- Given problem
Set down every entry word for word. Omit the pictures.

- Material for this exercise
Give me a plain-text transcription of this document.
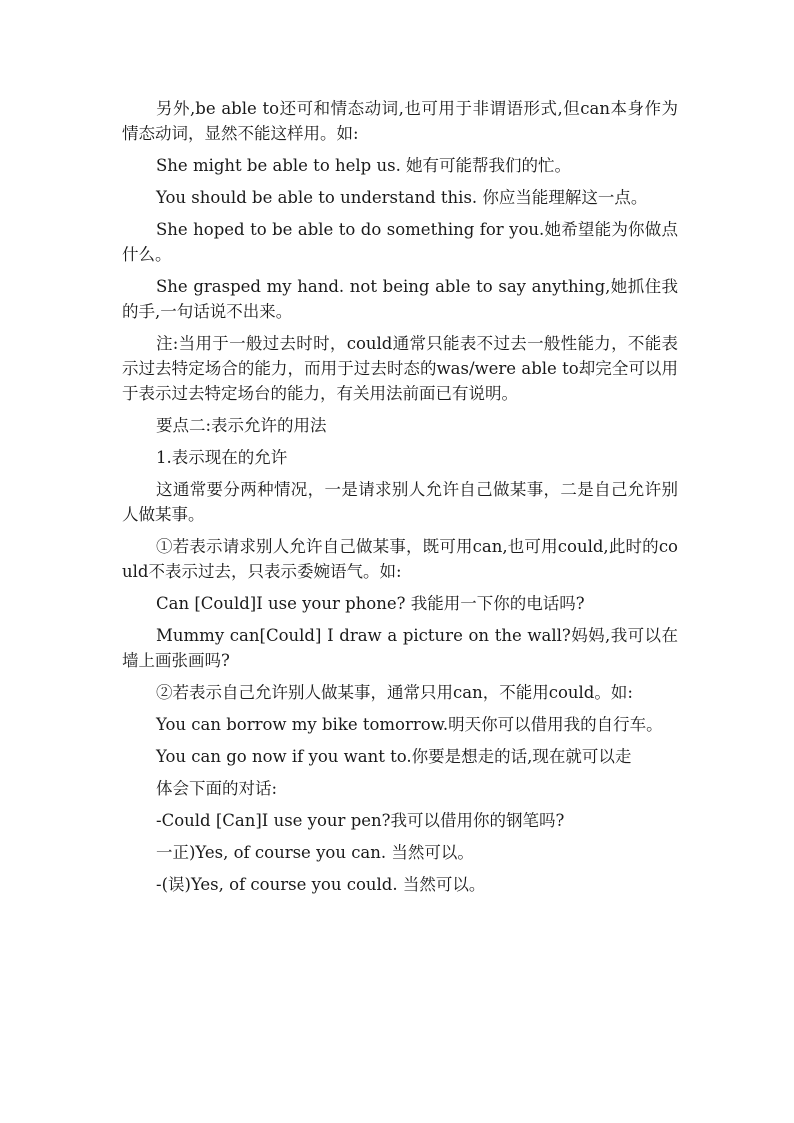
另外,be able to还可和情态动词,也可用于非谓语形式,但can本身作为情态动词，显然不能这样用。如:

She might be able to help us. 她有可能帮我们的忙。

You should be able to understand this. 你应当能理解这一点。

She hoped to be able to do something for you.她希望能为你做点什么。

She grasped my hand. not being able to say anything,她抓住我的手,一句话说不出来。

注:当用于一般过去时时，could通常只能表不过去一般性能力，不能表示过去特定场合的能力，而用于过去时态的was/were able to却完全可以用于表示过去特定场台的能力，有关用法前面已有说明。

要点二:表示允许的用法

1.表示现在的允许

这通常要分两种情况，一是请求别人允许自己做某事，二是自己允许别人做某事。

①若表示请求别人允许自己做某事，既可用can,也可用could,此时的could不表示过去，只表示委婉语气。如:

Can [Could]I use your phone? 我能用一下你的电话吗?

Mummy can[Could] I draw a picture on the wall?妈妈,我可以在墙上画张画吗?

②若表示自己允许别人做某事，通常只用can，不能用could。如:

You can borrow my bike tomorrow.明天你可以借用我的自行车。

You can go now if you want to.你要是想走的话,现在就可以走

体会下面的对话:

-Could [Can]I use your pen?我可以借用你的钢笔吗?

一正)Yes, of course you can. 当然可以。

-(误)Yes, of course you could. 当然可以。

- Written solution
Give me a plain-text transcription of this document.
另外,be able to还可和情态动词,也可用于非谓语形式,但can本身作为情态动词，显然不能这样用。如:

She might be able to help us. 她有可能帮我们的忙。

You should be able to understand this. 你应当能理解这一点。

She hoped to be able to do something for you.她希望能为你做点什么。

She grasped my hand. not being able to say anything,她抓住我的手,一句话说不出来。

注:当用于一般过去时时，could通常只能表不过去一般性能力，不能表示过去特定场合的能力，而用于过去时态的was/were able to却完全可以用于表示过去特定场台的能力，有关用法前面已有说明。

要点二:表示允许的用法

1.表示现在的允许

这通常要分两种情况，一是请求别人允许自己做某事，二是自己允许别人做某事。

①若表示请求别人允许自己做某事，既可用can,也可用could,此时的could不表示过去，只表示委婉语气。如:

Can [Could]I use your phone? 我能用一下你的电话吗?

Mummy can[Could] I draw a picture on the wall?妈妈,我可以在墙上画张画吗?

②若表示自己允许别人做某事，通常只用can，不能用could。如:

You can borrow my bike tomorrow.明天你可以借用我的自行车。

You can go now if you want to.你要是想走的话,现在就可以走

体会下面的对话:

-Could [Can]I use your pen?我可以借用你的钢笔吗?

一正)Yes, of course you can. 当然可以。

-(误)Yes, of course you could. 当然可以。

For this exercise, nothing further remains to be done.